Dataset records
• • • •

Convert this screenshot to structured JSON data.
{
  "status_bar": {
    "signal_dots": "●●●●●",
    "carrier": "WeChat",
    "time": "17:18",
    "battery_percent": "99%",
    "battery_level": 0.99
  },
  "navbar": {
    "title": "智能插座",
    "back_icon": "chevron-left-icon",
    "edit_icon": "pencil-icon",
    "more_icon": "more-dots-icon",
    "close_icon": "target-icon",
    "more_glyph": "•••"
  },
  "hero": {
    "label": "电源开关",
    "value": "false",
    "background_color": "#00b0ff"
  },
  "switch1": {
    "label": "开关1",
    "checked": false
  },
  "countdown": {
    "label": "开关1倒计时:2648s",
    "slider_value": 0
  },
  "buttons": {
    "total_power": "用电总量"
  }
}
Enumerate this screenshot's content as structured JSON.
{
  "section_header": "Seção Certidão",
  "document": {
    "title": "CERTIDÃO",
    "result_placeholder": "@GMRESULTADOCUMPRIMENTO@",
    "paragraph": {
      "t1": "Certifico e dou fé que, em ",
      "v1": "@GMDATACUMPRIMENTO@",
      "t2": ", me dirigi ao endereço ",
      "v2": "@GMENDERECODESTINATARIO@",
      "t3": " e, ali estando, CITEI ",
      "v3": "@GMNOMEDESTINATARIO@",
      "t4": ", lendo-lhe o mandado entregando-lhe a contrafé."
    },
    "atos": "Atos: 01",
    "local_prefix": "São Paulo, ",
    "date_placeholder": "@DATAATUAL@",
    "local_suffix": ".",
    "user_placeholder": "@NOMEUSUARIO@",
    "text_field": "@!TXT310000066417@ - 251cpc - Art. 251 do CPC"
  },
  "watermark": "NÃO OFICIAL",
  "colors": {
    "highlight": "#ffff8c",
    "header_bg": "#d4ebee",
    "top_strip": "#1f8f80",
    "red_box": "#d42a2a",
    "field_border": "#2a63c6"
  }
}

• • • •

Write out every record verbatim.

Solution to this problem>
Convert this screenshot to structured JSON data.
{
  "status_bar": {
    "signal_dots": "●●●●●",
    "carrier": "WeChat",
    "time": "17:18",
    "battery_percent": "99%",
    "battery_level": 0.99
  },
  "navbar": {
    "title": "智能插座",
    "back_icon": "chevron-left-icon",
    "edit_icon": "pencil-icon",
    "more_icon": "more-dots-icon",
    "close_icon": "target-icon",
    "more_glyph": "•••"
  },
  "hero": {
    "label": "电源开关",
    "value": "false",
    "background_color": "#00b0ff"
  },
  "switch1": {
    "label": "开关1",
    "checked": false
  },
  "countdown": {
    "label": "开关1倒计时:2648s",
    "slider_value": 0
  },
  "buttons": {
    "total_power": "用电总量"
  }
}
Enumerate this screenshot's content as structured JSON.
{
  "section_header": "Seção Certidão",
  "document": {
    "title": "CERTIDÃO",
    "result_placeholder": "@GMRESULTADOCUMPRIMENTO@",
    "paragraph": {
      "t1": "Certifico e dou fé que, em ",
      "v1": "@GMDATACUMPRIMENTO@",
      "t2": ", me dirigi ao endereço ",
      "v2": "@GMENDERECODESTINATARIO@",
      "t3": " e, ali estando, CITEI ",
      "v3": "@GMNOMEDESTINATARIO@",
      "t4": ", lendo-lhe o mandado entregando-lhe a contrafé."
    },
    "atos": "Atos: 01",
    "local_prefix": "São Paulo, ",
    "date_placeholder": "@DATAATUAL@",
    "local_suffix": ".",
    "user_placeholder": "@NOMEUSUARIO@",
    "text_field": "@!TXT310000066417@ - 251cpc - Art. 251 do CPC"
  },
  "watermark": "NÃO OFICIAL",
  "colors": {
    "highlight": "#ffff8c",
    "header_bg": "#d4ebee",
    "top_strip": "#1f8f80",
    "red_box": "#d42a2a",
    "field_border": "#2a63c6"
  }
}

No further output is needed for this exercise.